◆ TASK TO COMPLETE ◆
Restate the entries word for word, omitting nothing.

# # #

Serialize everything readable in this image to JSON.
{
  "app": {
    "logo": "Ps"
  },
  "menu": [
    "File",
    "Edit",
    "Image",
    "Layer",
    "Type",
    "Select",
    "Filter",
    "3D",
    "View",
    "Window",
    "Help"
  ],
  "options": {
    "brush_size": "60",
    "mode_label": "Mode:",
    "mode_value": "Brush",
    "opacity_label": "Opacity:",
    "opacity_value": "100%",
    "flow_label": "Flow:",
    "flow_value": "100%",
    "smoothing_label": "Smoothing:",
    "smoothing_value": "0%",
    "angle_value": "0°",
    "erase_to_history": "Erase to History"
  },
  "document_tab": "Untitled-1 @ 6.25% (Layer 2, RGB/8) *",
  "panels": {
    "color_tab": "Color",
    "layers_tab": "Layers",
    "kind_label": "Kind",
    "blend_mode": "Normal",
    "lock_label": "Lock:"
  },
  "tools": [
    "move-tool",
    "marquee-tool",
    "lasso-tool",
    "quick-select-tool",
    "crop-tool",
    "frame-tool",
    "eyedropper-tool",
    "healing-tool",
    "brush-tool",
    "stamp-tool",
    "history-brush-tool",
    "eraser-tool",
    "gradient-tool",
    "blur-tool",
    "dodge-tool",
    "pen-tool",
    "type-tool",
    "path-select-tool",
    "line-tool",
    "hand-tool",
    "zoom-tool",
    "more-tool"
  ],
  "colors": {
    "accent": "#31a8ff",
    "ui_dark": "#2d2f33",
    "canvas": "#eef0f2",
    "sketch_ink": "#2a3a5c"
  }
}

# # #

◆ SOLUTION ◆
Serialize everything readable in this image to JSON.
{
  "app": {
    "logo": "Ps"
  },
  "menu": [
    "File",
    "Edit",
    "Image",
    "Layer",
    "Type",
    "Select",
    "Filter",
    "3D",
    "View",
    "Window",
    "Help"
  ],
  "options": {
    "brush_size": "60",
    "mode_label": "Mode:",
    "mode_value": "Brush",
    "opacity_label": "Opacity:",
    "opacity_value": "100%",
    "flow_label": "Flow:",
    "flow_value": "100%",
    "smoothing_label": "Smoothing:",
    "smoothing_value": "0%",
    "angle_value": "0°",
    "erase_to_history": "Erase to History"
  },
  "document_tab": "Untitled-1 @ 6.25% (Layer 2, RGB/8) *",
  "panels": {
    "color_tab": "Color",
    "layers_tab": "Layers",
    "kind_label": "Kind",
    "blend_mode": "Normal",
    "lock_label": "Lock:"
  },
  "tools": [
    "move-tool",
    "marquee-tool",
    "lasso-tool",
    "quick-select-tool",
    "crop-tool",
    "frame-tool",
    "eyedropper-tool",
    "healing-tool",
    "brush-tool",
    "stamp-tool",
    "history-brush-tool",
    "eraser-tool",
    "gradient-tool",
    "blur-tool",
    "dodge-tool",
    "pen-tool",
    "type-tool",
    "path-select-tool",
    "line-tool",
    "hand-tool",
    "zoom-tool",
    "more-tool"
  ],
  "colors": {
    "accent": "#31a8ff",
    "ui_dark": "#2d2f33",
    "canvas": "#eef0f2",
    "sketch_ink": "#2a3a5c"
  }
}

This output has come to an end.